Goal: Rewrite every line of the data below as a numbered list, leaving out any blank lines.

### Listing ###

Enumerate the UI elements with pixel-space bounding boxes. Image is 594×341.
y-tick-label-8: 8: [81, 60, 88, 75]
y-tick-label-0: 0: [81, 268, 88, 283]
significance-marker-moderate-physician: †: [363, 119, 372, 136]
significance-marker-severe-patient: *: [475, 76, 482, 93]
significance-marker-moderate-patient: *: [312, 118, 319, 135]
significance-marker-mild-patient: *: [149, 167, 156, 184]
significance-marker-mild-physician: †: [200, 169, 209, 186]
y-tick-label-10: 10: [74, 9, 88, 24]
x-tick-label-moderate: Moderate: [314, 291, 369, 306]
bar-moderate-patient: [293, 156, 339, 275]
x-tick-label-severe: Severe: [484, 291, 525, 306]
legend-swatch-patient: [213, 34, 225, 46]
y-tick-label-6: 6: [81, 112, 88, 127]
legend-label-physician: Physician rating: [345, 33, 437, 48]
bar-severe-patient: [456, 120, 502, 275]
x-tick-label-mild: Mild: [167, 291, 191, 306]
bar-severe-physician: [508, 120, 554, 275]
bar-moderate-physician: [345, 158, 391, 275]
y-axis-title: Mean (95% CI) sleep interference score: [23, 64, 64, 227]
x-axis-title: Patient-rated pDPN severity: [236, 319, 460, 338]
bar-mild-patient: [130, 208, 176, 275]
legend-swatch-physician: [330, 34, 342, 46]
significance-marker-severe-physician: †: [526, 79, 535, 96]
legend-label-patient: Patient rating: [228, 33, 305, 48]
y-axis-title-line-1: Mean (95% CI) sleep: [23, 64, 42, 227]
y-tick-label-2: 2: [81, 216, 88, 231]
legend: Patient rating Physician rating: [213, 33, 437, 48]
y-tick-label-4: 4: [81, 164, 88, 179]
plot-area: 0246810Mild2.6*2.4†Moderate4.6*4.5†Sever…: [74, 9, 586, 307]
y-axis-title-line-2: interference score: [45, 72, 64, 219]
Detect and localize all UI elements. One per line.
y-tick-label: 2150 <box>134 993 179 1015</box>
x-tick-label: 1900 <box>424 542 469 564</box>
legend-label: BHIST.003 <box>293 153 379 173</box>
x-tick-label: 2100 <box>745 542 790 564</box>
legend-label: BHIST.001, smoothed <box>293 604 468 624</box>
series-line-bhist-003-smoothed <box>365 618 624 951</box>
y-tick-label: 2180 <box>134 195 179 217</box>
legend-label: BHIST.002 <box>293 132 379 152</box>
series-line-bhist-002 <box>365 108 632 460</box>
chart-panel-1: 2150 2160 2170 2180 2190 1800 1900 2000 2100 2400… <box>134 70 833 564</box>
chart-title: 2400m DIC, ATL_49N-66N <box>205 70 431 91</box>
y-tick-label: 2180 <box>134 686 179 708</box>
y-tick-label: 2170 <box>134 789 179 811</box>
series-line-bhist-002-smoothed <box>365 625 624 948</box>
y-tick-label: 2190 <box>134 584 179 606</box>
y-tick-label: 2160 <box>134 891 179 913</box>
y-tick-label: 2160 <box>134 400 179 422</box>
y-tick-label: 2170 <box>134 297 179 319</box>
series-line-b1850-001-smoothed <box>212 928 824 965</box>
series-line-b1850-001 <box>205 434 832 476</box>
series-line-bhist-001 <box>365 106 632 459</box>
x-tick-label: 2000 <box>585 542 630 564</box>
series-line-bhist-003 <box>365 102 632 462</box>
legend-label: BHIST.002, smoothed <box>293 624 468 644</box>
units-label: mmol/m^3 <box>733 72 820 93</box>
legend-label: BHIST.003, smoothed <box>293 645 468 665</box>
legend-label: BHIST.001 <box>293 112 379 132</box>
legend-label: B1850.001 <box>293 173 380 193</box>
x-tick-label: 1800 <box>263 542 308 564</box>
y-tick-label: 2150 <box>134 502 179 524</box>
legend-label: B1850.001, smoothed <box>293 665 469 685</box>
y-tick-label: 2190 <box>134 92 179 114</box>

###

Response below:
1. Enumerate the UI elements with pixel-space bounding boxes. Image is 594×341.
2. y-tick-label-8: 8: [81, 60, 88, 75]
3. y-tick-label-0: 0: [81, 268, 88, 283]
4. significance-marker-moderate-physician: †: [363, 119, 372, 136]
5. significance-marker-severe-patient: *: [475, 76, 482, 93]
6. significance-marker-moderate-patient: *: [312, 118, 319, 135]
7. significance-marker-mild-patient: *: [149, 167, 156, 184]
8. significance-marker-mild-physician: †: [200, 169, 209, 186]
9. y-tick-label-10: 10: [74, 9, 88, 24]
10. x-tick-label-moderate: Moderate: [314, 291, 369, 306]
11. bar-moderate-patient: [293, 156, 339, 275]
12. x-tick-label-severe: Severe: [484, 291, 525, 306]
13. legend-swatch-patient: [213, 34, 225, 46]
14. y-tick-label-6: 6: [81, 112, 88, 127]
15. legend-label-physician: Physician rating: [345, 33, 437, 48]
16. bar-severe-patient: [456, 120, 502, 275]
17. x-tick-label-mild: Mild: [167, 291, 191, 306]
18. bar-severe-physician: [508, 120, 554, 275]
19. bar-moderate-physician: [345, 158, 391, 275]
20. y-axis-title: Mean (95% CI) sleep interference score: [23, 64, 64, 227]
21. x-axis-title: Patient-rated pDPN severity: [236, 319, 460, 338]
22. bar-mild-patient: [130, 208, 176, 275]
23. legend-swatch-physician: [330, 34, 342, 46]
24. significance-marker-severe-physician: †: [526, 79, 535, 96]
25. legend-label-patient: Patient rating: [228, 33, 305, 48]
26. y-axis-title-line-1: Mean (95% CI) sleep: [23, 64, 42, 227]
27. y-tick-label-2: 2: [81, 216, 88, 231]
28. legend: Patient rating Physician rating: [213, 33, 437, 48]
29. y-tick-label-4: 4: [81, 164, 88, 179]
30. plot-area: 0246810Mild2.6*2.4†Moderate4.6*4.5†Sever…: [74, 9, 586, 307]
31. y-axis-title-line-2: interference score: [45, 72, 64, 219]
32. Detect and localize all UI elements. One per line.
33. y-tick-label: 2150 <box>134 993 179 1015</box>
34. x-tick-label: 1900 <box>424 542 469 564</box>
35. legend-label: BHIST.003 <box>293 153 379 173</box>
36. x-tick-label: 2100 <box>745 542 790 564</box>
37. legend-label: BHIST.001, smoothed <box>293 604 468 624</box>
38. series-line-bhist-003-smoothed <box>365 618 624 951</box>
39. y-tick-label: 2180 <box>134 195 179 217</box>
40. legend-label: BHIST.002 <box>293 132 379 152</box>
41. series-line-bhist-002 <box>365 108 632 460</box>
42. chart-panel-1: 2150 2160 2170 2180 2190 1800 1900 2000 2100 2400… <box>134 70 833 564</box>
43. chart-title: 2400m DIC, ATL_49N-66N <box>205 70 431 91</box>
44. y-tick-label: 2180 <box>134 686 179 708</box>
45. y-tick-label: 2170 <box>134 789 179 811</box>
46. series-line-bhist-002-smoothed <box>365 625 624 948</box>
47. y-tick-label: 2190 <box>134 584 179 606</box>
48. y-tick-label: 2160 <box>134 891 179 913</box>
49. y-tick-label: 2160 <box>134 400 179 422</box>
50. y-tick-label: 2170 <box>134 297 179 319</box>
51. series-line-b1850-001-smoothed <box>212 928 824 965</box>
52. series-line-b1850-001 <box>205 434 832 476</box>
53. series-line-bhist-001 <box>365 106 632 459</box>
54. x-tick-label: 2000 <box>585 542 630 564</box>
55. series-line-bhist-003 <box>365 102 632 462</box>
56. legend-label: BHIST.002, smoothed <box>293 624 468 644</box>
57. units-label: mmol/m^3 <box>733 72 820 93</box>
58. legend-label: BHIST.003, smoothed <box>293 645 468 665</box>
59. legend-label: BHIST.001 <box>293 112 379 132</box>
60. legend-label: B1850.001 <box>293 173 380 193</box>
61. x-tick-label: 1800 <box>263 542 308 564</box>
62. y-tick-label: 2150 <box>134 502 179 524</box>
63. legend-label: B1850.001, smoothed <box>293 665 469 685</box>
64. y-tick-label: 2190 <box>134 92 179 114</box>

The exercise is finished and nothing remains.